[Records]
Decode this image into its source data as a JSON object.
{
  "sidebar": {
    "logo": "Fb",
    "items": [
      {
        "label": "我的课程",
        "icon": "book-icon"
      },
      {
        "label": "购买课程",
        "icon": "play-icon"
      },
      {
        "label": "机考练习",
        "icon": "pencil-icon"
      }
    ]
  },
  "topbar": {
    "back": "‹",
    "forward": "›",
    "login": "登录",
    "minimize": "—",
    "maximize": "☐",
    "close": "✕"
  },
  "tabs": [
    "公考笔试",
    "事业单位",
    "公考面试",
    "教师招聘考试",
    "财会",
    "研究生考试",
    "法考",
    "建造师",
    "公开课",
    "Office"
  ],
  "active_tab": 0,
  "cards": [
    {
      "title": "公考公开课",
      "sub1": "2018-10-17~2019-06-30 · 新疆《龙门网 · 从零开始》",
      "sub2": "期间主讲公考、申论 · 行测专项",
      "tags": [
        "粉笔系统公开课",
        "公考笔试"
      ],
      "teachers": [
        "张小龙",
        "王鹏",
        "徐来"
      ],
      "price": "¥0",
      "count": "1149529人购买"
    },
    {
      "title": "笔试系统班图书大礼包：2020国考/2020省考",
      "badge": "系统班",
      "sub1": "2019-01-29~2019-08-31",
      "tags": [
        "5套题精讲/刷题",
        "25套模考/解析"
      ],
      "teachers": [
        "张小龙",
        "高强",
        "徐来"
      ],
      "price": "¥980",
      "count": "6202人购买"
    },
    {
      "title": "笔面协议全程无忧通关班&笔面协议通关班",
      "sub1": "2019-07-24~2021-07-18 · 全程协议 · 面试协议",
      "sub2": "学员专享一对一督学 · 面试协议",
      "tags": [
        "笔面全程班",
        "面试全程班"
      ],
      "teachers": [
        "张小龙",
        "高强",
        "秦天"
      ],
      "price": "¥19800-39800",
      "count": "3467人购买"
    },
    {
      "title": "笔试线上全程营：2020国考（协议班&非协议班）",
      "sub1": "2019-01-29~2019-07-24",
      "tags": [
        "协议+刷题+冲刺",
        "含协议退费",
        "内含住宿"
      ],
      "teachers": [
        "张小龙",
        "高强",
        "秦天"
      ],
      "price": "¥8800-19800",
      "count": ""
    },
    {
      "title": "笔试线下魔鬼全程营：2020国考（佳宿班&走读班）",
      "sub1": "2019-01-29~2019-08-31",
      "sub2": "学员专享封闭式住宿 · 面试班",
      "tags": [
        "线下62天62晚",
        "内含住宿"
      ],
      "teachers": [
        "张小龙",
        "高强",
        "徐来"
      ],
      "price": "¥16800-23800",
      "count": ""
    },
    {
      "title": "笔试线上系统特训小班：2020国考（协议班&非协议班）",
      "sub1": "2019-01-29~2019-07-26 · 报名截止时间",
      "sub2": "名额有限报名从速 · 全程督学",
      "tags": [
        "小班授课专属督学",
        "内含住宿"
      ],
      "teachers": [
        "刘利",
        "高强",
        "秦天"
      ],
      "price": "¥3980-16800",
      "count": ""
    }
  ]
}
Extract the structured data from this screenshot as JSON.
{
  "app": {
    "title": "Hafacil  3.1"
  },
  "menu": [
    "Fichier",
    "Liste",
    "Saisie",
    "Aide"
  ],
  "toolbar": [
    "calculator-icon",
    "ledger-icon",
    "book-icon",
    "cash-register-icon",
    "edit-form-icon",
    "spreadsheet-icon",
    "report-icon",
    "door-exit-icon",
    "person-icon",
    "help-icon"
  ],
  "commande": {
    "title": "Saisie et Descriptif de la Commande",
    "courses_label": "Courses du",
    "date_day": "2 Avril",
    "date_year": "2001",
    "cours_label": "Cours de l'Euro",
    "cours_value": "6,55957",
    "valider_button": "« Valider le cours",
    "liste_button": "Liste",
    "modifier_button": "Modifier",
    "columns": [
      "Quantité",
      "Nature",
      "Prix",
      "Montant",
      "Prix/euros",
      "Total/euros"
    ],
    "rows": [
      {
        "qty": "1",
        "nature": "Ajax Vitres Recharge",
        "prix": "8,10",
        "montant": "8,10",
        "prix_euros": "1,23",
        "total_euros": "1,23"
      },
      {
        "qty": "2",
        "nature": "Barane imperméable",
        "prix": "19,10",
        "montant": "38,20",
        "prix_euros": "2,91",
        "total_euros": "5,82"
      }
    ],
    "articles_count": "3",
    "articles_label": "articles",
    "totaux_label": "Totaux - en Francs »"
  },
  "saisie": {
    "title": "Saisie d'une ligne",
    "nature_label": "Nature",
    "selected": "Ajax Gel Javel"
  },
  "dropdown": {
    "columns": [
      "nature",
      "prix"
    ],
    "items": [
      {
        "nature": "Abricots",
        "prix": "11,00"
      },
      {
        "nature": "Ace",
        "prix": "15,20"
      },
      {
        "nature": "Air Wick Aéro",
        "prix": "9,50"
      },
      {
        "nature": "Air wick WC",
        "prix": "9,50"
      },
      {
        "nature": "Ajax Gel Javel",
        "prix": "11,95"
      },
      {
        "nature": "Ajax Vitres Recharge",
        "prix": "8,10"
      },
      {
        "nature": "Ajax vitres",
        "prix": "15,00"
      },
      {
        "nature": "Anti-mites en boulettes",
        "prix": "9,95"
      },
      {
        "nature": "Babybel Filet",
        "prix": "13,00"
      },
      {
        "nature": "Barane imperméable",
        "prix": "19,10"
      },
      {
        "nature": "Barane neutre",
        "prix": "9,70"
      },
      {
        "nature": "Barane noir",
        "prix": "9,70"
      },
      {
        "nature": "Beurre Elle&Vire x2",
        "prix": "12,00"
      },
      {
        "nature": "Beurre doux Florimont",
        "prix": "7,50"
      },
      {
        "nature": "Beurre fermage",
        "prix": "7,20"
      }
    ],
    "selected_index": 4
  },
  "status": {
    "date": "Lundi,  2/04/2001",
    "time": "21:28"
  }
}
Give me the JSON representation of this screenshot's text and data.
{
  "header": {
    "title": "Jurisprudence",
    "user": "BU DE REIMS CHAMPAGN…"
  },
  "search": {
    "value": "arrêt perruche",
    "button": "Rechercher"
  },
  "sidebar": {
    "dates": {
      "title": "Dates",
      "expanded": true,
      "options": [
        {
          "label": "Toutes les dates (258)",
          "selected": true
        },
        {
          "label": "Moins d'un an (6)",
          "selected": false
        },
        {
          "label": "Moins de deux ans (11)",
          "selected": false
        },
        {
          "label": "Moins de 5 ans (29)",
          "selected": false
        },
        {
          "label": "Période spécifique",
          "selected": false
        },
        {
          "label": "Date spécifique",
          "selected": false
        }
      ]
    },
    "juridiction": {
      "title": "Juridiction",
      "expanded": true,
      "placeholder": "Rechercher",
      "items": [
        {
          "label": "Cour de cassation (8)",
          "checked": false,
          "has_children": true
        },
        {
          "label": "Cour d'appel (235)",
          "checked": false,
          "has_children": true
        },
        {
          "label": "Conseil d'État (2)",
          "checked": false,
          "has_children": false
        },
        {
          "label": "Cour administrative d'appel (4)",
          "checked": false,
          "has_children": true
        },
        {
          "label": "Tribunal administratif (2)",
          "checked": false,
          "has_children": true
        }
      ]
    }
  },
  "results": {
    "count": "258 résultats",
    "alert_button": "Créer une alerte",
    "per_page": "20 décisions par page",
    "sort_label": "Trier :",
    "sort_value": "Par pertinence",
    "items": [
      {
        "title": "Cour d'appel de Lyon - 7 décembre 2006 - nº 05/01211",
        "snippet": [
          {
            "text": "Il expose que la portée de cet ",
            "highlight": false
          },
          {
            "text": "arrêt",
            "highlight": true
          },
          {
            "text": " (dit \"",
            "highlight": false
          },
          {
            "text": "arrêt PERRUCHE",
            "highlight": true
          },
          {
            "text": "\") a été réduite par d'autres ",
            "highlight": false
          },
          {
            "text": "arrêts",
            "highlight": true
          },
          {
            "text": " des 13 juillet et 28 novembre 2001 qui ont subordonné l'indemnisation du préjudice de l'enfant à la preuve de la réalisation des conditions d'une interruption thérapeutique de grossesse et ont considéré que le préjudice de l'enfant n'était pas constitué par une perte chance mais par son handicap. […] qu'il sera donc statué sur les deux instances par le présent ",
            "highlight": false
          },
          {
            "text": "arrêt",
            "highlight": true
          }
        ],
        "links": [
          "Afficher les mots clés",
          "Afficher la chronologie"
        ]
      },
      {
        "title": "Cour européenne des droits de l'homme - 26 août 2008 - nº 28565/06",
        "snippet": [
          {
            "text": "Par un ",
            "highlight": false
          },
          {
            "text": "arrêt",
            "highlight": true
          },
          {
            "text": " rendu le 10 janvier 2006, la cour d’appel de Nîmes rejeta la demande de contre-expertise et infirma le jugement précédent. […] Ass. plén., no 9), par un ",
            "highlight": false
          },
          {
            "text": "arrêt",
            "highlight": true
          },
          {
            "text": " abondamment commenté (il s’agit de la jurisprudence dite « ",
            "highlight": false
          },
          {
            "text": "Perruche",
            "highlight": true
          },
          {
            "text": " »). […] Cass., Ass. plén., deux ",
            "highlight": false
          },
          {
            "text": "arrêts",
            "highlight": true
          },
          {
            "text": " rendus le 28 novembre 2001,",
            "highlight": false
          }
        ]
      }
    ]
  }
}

### EXERCISE
Which lines of the material contain the string "screenshot"? List each of them.

### RESULT OF THIS TASK
Extract the structured data from this screenshot as JSON.
Give me the JSON representation of this screenshot's text and data.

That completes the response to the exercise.